■ Directions
Tell how many lines in these records contain the string "document", with only the number as the reply.

■ Input material
--------

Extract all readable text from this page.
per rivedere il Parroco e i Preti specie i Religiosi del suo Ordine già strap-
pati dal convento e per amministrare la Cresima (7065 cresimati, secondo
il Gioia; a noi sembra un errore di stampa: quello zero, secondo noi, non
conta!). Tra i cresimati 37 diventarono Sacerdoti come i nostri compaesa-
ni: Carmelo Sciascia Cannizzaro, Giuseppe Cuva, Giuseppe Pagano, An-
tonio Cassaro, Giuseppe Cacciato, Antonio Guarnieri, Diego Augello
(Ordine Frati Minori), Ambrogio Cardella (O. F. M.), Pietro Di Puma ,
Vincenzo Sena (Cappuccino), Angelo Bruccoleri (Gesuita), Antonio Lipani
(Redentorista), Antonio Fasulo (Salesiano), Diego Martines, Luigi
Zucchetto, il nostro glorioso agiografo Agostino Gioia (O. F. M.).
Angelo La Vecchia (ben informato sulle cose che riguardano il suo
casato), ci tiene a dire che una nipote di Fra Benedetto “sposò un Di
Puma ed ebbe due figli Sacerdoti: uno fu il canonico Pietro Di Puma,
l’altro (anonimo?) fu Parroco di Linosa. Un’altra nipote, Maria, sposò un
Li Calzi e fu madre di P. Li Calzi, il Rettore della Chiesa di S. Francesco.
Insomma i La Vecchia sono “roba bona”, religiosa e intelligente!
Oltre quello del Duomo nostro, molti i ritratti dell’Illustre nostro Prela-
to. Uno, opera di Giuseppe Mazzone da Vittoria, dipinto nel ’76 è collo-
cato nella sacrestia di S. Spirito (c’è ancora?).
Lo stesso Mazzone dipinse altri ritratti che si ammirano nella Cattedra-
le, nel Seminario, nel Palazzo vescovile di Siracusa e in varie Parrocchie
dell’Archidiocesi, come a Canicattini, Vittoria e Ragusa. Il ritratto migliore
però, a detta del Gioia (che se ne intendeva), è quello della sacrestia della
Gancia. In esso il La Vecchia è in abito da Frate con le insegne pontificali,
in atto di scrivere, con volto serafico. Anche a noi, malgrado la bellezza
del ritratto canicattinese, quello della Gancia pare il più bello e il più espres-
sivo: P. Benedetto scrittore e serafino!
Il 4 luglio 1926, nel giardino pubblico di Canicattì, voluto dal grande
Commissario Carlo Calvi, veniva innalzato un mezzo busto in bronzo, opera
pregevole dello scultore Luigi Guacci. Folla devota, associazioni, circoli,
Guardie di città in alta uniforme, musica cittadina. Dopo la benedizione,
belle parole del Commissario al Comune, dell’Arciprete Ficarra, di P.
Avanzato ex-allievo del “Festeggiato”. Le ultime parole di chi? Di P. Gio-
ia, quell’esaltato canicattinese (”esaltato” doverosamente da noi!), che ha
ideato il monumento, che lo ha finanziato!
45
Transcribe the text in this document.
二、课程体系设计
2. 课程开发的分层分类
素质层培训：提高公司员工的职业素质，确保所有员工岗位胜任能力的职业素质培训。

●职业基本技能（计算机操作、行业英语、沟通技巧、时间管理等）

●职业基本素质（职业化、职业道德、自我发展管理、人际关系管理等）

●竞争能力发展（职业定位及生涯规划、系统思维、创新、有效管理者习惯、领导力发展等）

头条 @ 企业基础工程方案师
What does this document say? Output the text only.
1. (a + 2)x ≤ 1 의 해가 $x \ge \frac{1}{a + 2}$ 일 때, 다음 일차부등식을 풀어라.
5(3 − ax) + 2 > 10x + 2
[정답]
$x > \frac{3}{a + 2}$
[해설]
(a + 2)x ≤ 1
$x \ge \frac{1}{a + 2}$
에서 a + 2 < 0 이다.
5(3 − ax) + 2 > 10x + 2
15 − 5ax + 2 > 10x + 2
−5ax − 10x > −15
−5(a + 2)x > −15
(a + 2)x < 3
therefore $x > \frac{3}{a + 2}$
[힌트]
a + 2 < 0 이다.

--------

■ Output
2